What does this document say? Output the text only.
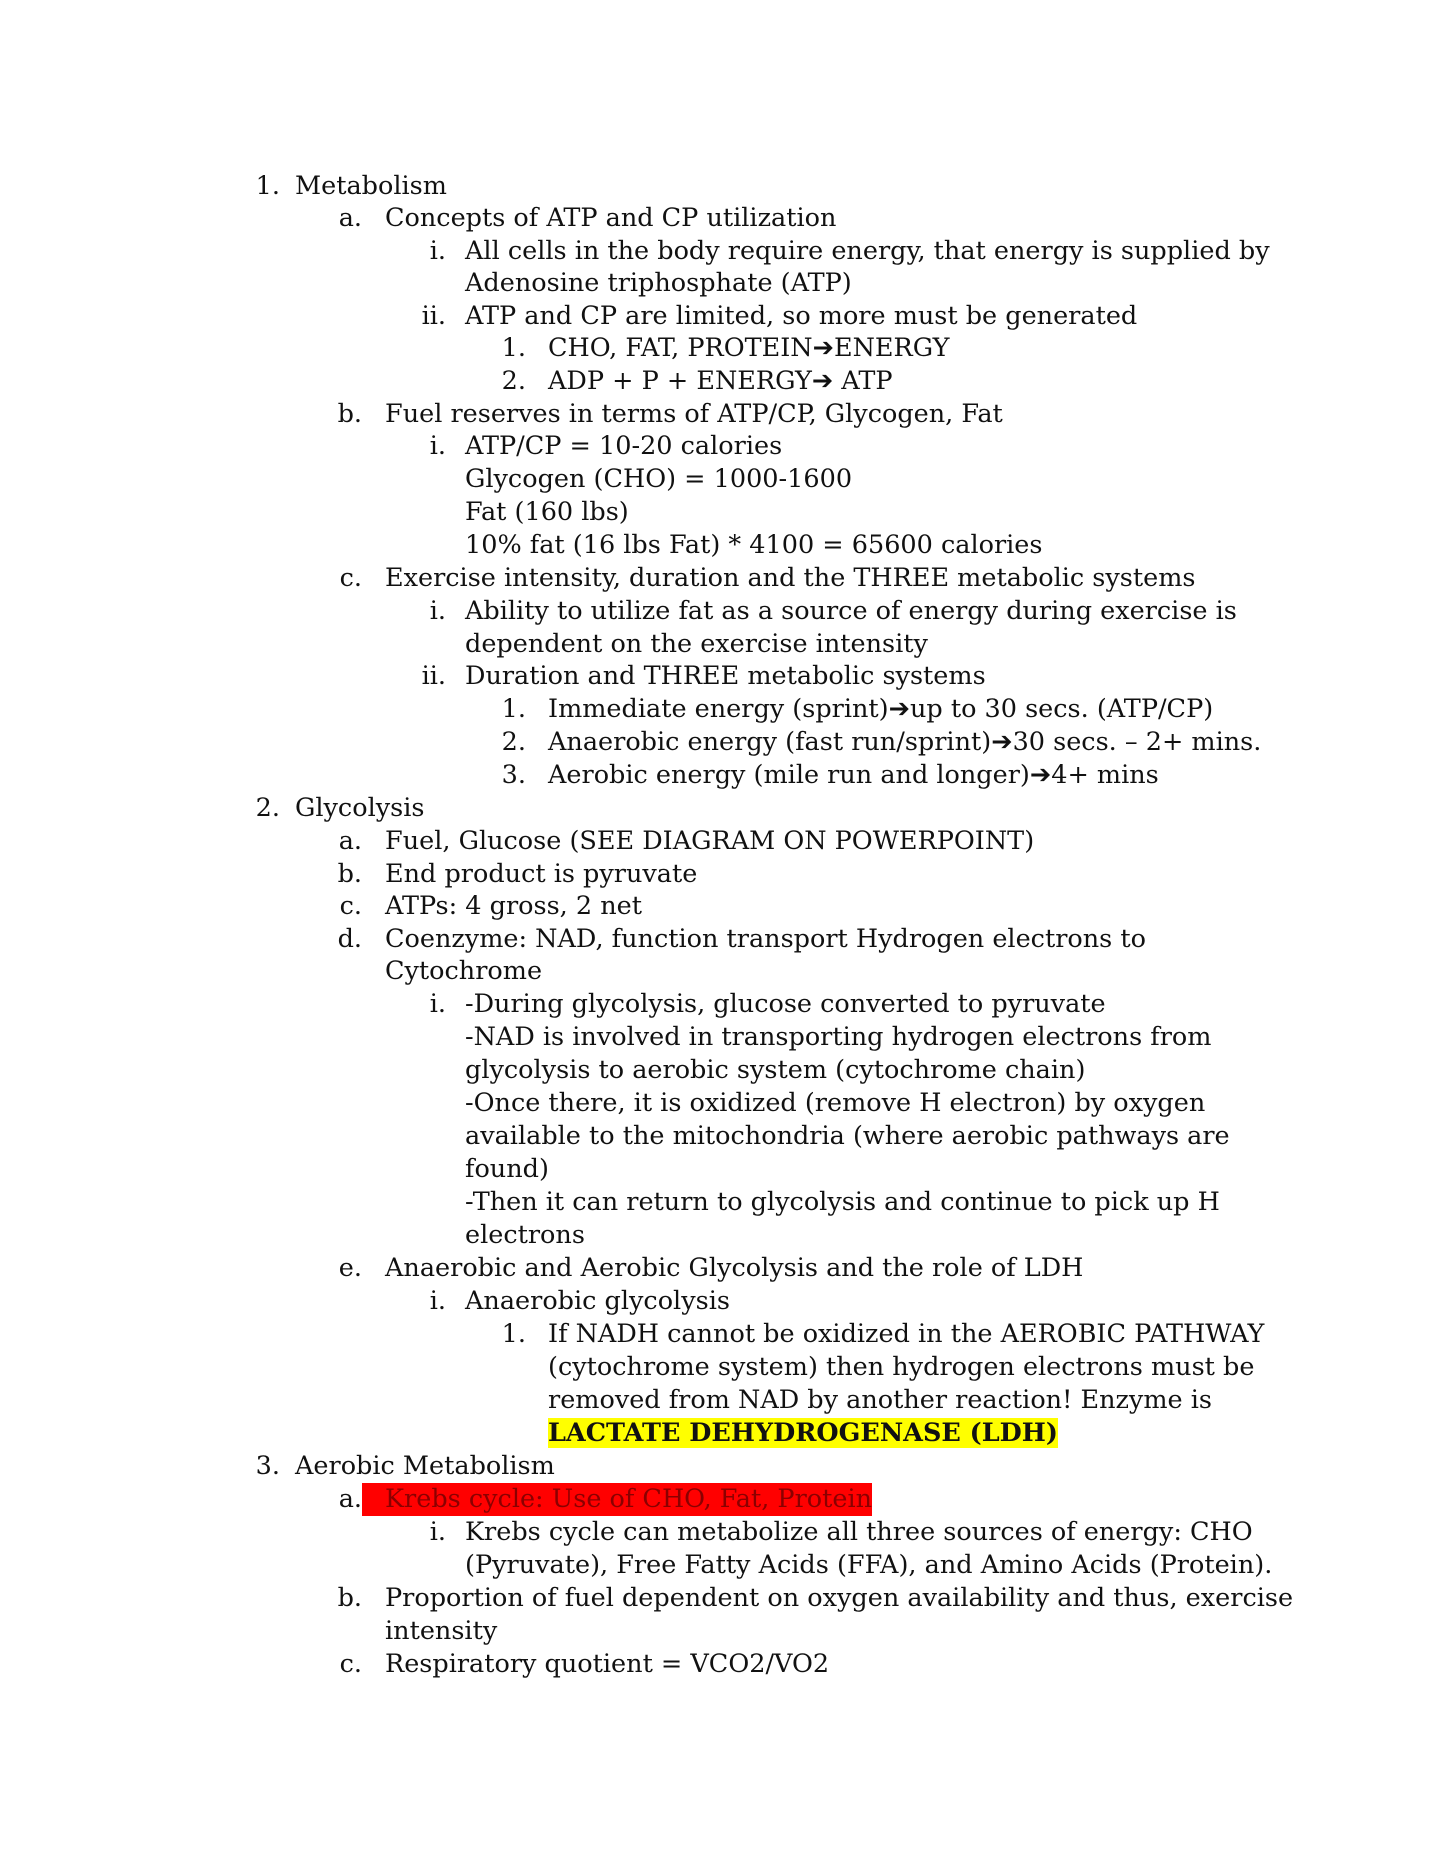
1. Metabolism
a. Concepts of ATP and CP utilization
i. All cells in the body require energy, that energy is supplied by
Adenosine triphosphate (ATP)
ii. ATP and CP are limited, so more must be generated
1. CHO, FAT, PROTEIN➔ENERGY
2. ADP + P + ENERGY➔ ATP
b. Fuel reserves in terms of ATP/CP, Glycogen, Fat
i. ATP/CP = 10-20 calories
Glycogen (CHO) = 1000-1600
Fat (160 lbs)
10% fat (16 lbs Fat) * 4100 = 65600 calories
c. Exercise intensity, duration and the THREE metabolic systems
i. Ability to utilize fat as a source of energy during exercise is
dependent on the exercise intensity
ii. Duration and THREE metabolic systems
1. Immediate energy (sprint)➔up to 30 secs. (ATP/CP)
2. Anaerobic energy (fast run/sprint)➔30 secs. – 2+ mins.
3. Aerobic energy (mile run and longer)➔4+ mins
2. Glycolysis
a. Fuel, Glucose (SEE DIAGRAM ON POWERPOINT)
b. End product is pyruvate
c. ATPs: 4 gross, 2 net
d. Coenzyme: NAD, function transport Hydrogen electrons to
Cytochrome
i. -During glycolysis, glucose converted to pyruvate
-NAD is involved in transporting hydrogen electrons from
glycolysis to aerobic system (cytochrome chain)
-Once there, it is oxidized (remove H electron) by oxygen
available to the mitochondria (where aerobic pathways are
found)
-Then it can return to glycolysis and continue to pick up H
electrons
e. Anaerobic and Aerobic Glycolysis and the role of LDH
i. Anaerobic glycolysis
1. If NADH cannot be oxidized in the AEROBIC PATHWAY
(cytochrome system) then hydrogen electrons must be
removed from NAD by another reaction! Enzyme is
LACTATE DEHYDROGENASE (LDH)
3. Aerobic Metabolism
a. Krebs cycle: Use of CHO, Fat, Protein
i. Krebs cycle can metabolize all three sources of energy: CHO
(Pyruvate), Free Fatty Acids (FFA), and Amino Acids (Protein).
b. Proportion of fuel dependent on oxygen availability and thus, exercise
intensity
c. Respiratory quotient = VCO2/VO2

########################################

→ **WORK ITEM**
Find each line in the listing above that contains "mins", and copy that line.

→ **ANSWER TO THE EXERCISE**
2. Anaerobic energy (fast run/sprint)➔30 secs. – 2+ mins.
3. Aerobic energy (mile run and longer)➔4+ mins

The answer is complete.